## START Task input

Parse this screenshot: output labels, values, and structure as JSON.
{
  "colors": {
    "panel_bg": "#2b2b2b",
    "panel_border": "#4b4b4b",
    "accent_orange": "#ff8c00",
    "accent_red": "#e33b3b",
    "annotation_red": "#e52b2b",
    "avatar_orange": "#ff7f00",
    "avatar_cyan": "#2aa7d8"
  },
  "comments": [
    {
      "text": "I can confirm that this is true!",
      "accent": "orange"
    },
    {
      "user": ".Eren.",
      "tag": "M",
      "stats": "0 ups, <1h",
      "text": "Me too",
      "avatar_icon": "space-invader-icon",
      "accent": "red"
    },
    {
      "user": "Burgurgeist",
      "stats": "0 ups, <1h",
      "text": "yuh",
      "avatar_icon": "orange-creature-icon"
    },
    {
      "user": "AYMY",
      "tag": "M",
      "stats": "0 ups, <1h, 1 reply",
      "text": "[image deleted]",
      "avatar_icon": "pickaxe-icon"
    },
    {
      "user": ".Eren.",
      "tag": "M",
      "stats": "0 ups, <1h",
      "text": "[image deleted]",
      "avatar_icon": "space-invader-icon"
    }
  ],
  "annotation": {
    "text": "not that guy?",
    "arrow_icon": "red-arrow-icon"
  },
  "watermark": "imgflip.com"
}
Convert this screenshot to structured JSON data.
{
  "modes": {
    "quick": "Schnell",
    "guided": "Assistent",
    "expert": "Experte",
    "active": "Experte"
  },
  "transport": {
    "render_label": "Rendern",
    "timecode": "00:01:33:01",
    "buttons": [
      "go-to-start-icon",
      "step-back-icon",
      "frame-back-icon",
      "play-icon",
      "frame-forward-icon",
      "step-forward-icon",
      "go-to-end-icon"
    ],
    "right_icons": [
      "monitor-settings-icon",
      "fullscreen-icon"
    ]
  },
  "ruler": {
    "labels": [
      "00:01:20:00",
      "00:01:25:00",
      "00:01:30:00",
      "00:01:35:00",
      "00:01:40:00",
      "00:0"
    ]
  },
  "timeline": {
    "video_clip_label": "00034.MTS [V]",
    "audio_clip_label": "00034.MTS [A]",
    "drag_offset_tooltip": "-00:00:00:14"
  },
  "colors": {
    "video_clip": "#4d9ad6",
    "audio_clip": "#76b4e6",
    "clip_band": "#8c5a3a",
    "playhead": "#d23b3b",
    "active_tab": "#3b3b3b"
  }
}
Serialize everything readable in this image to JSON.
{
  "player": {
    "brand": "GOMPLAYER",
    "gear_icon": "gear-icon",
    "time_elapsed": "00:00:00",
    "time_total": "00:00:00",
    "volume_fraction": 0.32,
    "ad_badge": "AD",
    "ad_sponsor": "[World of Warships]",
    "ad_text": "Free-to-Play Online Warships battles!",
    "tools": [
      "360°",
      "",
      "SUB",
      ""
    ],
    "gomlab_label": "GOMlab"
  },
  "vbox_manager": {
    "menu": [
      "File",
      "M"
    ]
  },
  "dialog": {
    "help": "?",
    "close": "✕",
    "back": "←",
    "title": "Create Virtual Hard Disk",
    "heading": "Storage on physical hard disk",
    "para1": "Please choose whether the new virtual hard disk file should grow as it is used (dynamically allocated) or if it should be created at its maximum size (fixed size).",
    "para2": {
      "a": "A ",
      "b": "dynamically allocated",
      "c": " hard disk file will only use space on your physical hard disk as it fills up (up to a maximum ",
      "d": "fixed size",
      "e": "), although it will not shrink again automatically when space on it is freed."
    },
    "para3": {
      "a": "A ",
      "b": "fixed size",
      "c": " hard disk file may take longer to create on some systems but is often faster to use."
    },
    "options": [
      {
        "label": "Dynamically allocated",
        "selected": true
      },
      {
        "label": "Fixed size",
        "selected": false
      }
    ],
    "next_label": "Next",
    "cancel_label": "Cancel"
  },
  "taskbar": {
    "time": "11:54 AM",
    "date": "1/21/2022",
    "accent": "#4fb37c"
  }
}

## END Task input

The lines above should be duplicated exactly.

**Output of the task**
Parse this screenshot: output labels, values, and structure as JSON.
{
  "colors": {
    "panel_bg": "#2b2b2b",
    "panel_border": "#4b4b4b",
    "accent_orange": "#ff8c00",
    "accent_red": "#e33b3b",
    "annotation_red": "#e52b2b",
    "avatar_orange": "#ff7f00",
    "avatar_cyan": "#2aa7d8"
  },
  "comments": [
    {
      "text": "I can confirm that this is true!",
      "accent": "orange"
    },
    {
      "user": ".Eren.",
      "tag": "M",
      "stats": "0 ups, <1h",
      "text": "Me too",
      "avatar_icon": "space-invader-icon",
      "accent": "red"
    },
    {
      "user": "Burgurgeist",
      "stats": "0 ups, <1h",
      "text": "yuh",
      "avatar_icon": "orange-creature-icon"
    },
    {
      "user": "AYMY",
      "tag": "M",
      "stats": "0 ups, <1h, 1 reply",
      "text": "[image deleted]",
      "avatar_icon": "pickaxe-icon"
    },
    {
      "user": ".Eren.",
      "tag": "M",
      "stats": "0 ups, <1h",
      "text": "[image deleted]",
      "avatar_icon": "space-invader-icon"
    }
  ],
  "annotation": {
    "text": "not that guy?",
    "arrow_icon": "red-arrow-icon"
  },
  "watermark": "imgflip.com"
}
Convert this screenshot to structured JSON data.
{
  "modes": {
    "quick": "Schnell",
    "guided": "Assistent",
    "expert": "Experte",
    "active": "Experte"
  },
  "transport": {
    "render_label": "Rendern",
    "timecode": "00:01:33:01",
    "buttons": [
      "go-to-start-icon",
      "step-back-icon",
      "frame-back-icon",
      "play-icon",
      "frame-forward-icon",
      "step-forward-icon",
      "go-to-end-icon"
    ],
    "right_icons": [
      "monitor-settings-icon",
      "fullscreen-icon"
    ]
  },
  "ruler": {
    "labels": [
      "00:01:20:00",
      "00:01:25:00",
      "00:01:30:00",
      "00:01:35:00",
      "00:01:40:00",
      "00:0"
    ]
  },
  "timeline": {
    "video_clip_label": "00034.MTS [V]",
    "audio_clip_label": "00034.MTS [A]",
    "drag_offset_tooltip": "-00:00:00:14"
  },
  "colors": {
    "video_clip": "#4d9ad6",
    "audio_clip": "#76b4e6",
    "clip_band": "#8c5a3a",
    "playhead": "#d23b3b",
    "active_tab": "#3b3b3b"
  }
}
Serialize everything readable in this image to JSON.
{
  "player": {
    "brand": "GOMPLAYER",
    "gear_icon": "gear-icon",
    "time_elapsed": "00:00:00",
    "time_total": "00:00:00",
    "volume_fraction": 0.32,
    "ad_badge": "AD",
    "ad_sponsor": "[World of Warships]",
    "ad_text": "Free-to-Play Online Warships battles!",
    "tools": [
      "360°",
      "",
      "SUB",
      ""
    ],
    "gomlab_label": "GOMlab"
  },
  "vbox_manager": {
    "menu": [
      "File",
      "M"
    ]
  },
  "dialog": {
    "help": "?",
    "close": "✕",
    "back": "←",
    "title": "Create Virtual Hard Disk",
    "heading": "Storage on physical hard disk",
    "para1": "Please choose whether the new virtual hard disk file should grow as it is used (dynamically allocated) or if it should be created at its maximum size (fixed size).",
    "para2": {
      "a": "A ",
      "b": "dynamically allocated",
      "c": " hard disk file will only use space on your physical hard disk as it fills up (up to a maximum ",
      "d": "fixed size",
      "e": "), although it will not shrink again automatically when space on it is freed."
    },
    "para3": {
      "a": "A ",
      "b": "fixed size",
      "c": " hard disk file may take longer to create on some systems but is often faster to use."
    },
    "options": [
      {
        "label": "Dynamically allocated",
        "selected": true
      },
      {
        "label": "Fixed size",
        "selected": false
      }
    ],
    "next_label": "Next",
    "cancel_label": "Cancel"
  },
  "taskbar": {
    "time": "11:54 AM",
    "date": "1/21/2022",
    "accent": "#4fb37c"
  }
}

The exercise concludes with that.